[Data records]

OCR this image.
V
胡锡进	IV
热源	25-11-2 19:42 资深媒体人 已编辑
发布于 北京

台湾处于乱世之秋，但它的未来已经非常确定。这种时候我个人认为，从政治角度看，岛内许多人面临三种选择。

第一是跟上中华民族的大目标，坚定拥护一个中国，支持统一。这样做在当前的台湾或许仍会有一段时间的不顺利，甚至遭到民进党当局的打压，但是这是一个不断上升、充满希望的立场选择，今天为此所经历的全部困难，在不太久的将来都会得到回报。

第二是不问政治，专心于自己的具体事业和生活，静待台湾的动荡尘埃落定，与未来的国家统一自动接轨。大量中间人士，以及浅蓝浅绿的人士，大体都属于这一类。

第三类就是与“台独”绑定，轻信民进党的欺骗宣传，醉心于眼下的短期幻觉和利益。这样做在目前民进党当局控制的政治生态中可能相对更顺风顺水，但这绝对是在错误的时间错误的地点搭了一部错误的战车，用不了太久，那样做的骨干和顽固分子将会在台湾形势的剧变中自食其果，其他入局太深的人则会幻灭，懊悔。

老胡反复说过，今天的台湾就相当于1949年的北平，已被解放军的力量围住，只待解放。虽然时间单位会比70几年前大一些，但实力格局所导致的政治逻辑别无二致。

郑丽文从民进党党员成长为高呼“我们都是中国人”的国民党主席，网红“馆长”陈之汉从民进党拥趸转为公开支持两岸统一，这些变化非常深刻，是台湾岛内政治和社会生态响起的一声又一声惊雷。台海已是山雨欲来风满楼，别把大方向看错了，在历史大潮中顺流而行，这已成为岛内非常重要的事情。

_GIVEN REQUEST_:
Repeat the material word for word, in full.

_TASK OUTPUT_:
OCR this image.
V
胡锡进	IV
热源	25-11-2 19:42 资深媒体人 已编辑
发布于 北京

台湾处于乱世之秋，但它的未来已经非常确定。这种时候我个人认为，从政治角度看，岛内许多人面临三种选择。

第一是跟上中华民族的大目标，坚定拥护一个中国，支持统一。这样做在当前的台湾或许仍会有一段时间的不顺利，甚至遭到民进党当局的打压，但是这是一个不断上升、充满希望的立场选择，今天为此所经历的全部困难，在不太久的将来都会得到回报。

第二是不问政治，专心于自己的具体事业和生活，静待台湾的动荡尘埃落定，与未来的国家统一自动接轨。大量中间人士，以及浅蓝浅绿的人士，大体都属于这一类。

第三类就是与“台独”绑定，轻信民进党的欺骗宣传，醉心于眼下的短期幻觉和利益。这样做在目前民进党当局控制的政治生态中可能相对更顺风顺水，但这绝对是在错误的时间错误的地点搭了一部错误的战车，用不了太久，那样做的骨干和顽固分子将会在台湾形势的剧变中自食其果，其他入局太深的人则会幻灭，懊悔。

老胡反复说过，今天的台湾就相当于1949年的北平，已被解放军的力量围住，只待解放。虽然时间单位会比70几年前大一些，但实力格局所导致的政治逻辑别无二致。

郑丽文从民进党党员成长为高呼“我们都是中国人”的国民党主席，网红“馆长”陈之汉从民进党拥趸转为公开支持两岸统一，这些变化非常深刻，是台湾岛内政治和社会生态响起的一声又一声惊雷。台海已是山雨欲来风满楼，别把大方向看错了，在历史大潮中顺流而行，这已成为岛内非常重要的事情。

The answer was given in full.